**Work required:** Find the lines that include the string "Model" and report how many there are. Give no other text.

[Items from a figure collection]

────────

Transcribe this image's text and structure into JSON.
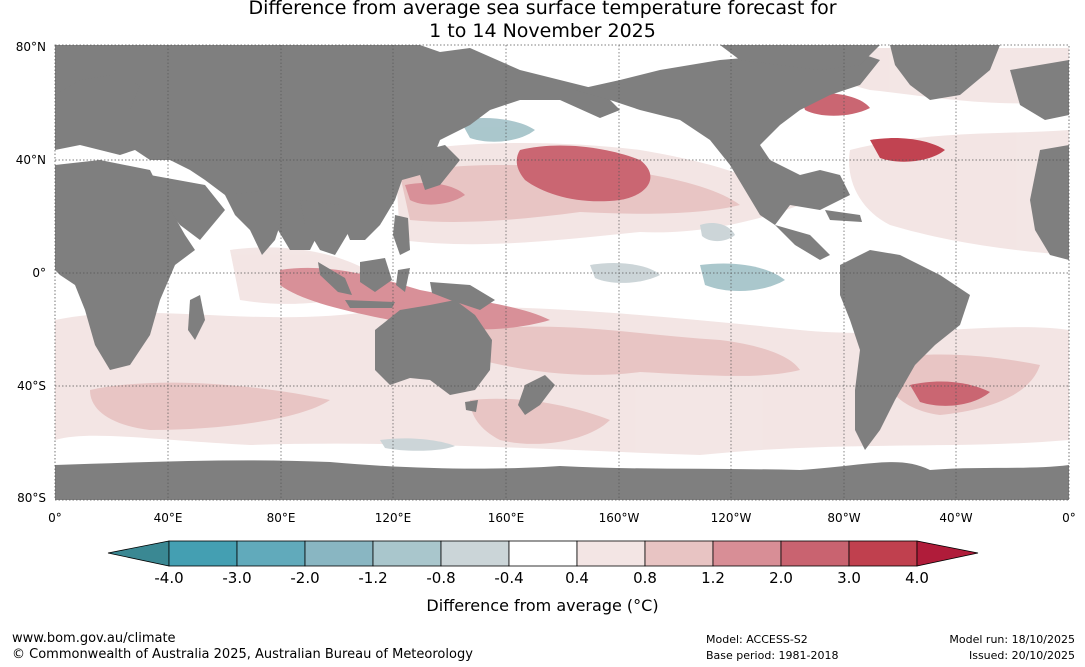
{
  "title": {
    "line1": "Difference from average sea surface temperature forecast for",
    "line2": "1 to 14 November 2025"
  },
  "map": {
    "lat_labels": [
      "80°N",
      "40°N",
      "0°",
      "40°S",
      "80°S"
    ],
    "lon_labels": [
      "0°",
      "40°E",
      "80°E",
      "120°E",
      "160°E",
      "160°W",
      "120°W",
      "80°W",
      "40°W",
      "0°"
    ],
    "colors": {
      "land": "#7f7f7f",
      "ocean_neutral": "#ffffff",
      "warm_0_4": "#f3e5e4",
      "warm_0_8": "#e8c4c3",
      "warm_1_2": "#d88e96",
      "warm_2_0": "#c96370",
      "warm_3_0": "#c0404e",
      "cool_0_4": "#cbd5d8",
      "cool_0_8": "#a9c6cc"
    }
  },
  "colorbar": {
    "ticks": [
      "-4.0",
      "-3.0",
      "-2.0",
      "-1.2",
      "-0.8",
      "-0.4",
      "0.4",
      "0.8",
      "1.2",
      "2.0",
      "3.0",
      "4.0"
    ],
    "colors": [
      "#449fb2",
      "#61aabb",
      "#89b6c2",
      "#a9c6cc",
      "#cbd5d8",
      "#ffffff",
      "#f3e5e4",
      "#e8c4c3",
      "#d88e96",
      "#c96370",
      "#c0404e"
    ],
    "under_color": "#3a8893",
    "over_color": "#b01c3a",
    "label": "Difference from average (°C)"
  },
  "footer": {
    "url": "www.bom.gov.au/climate",
    "copyright": "© Commonwealth of Australia 2025, Australian Bureau of Meteorology",
    "model": "Model: ACCESS-S2",
    "base_period": "Base period: 1981-2018",
    "model_run": "Model run: 18/10/2025",
    "issued": "Issued: 20/10/2025"
  }
}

────────

**Task result:** 2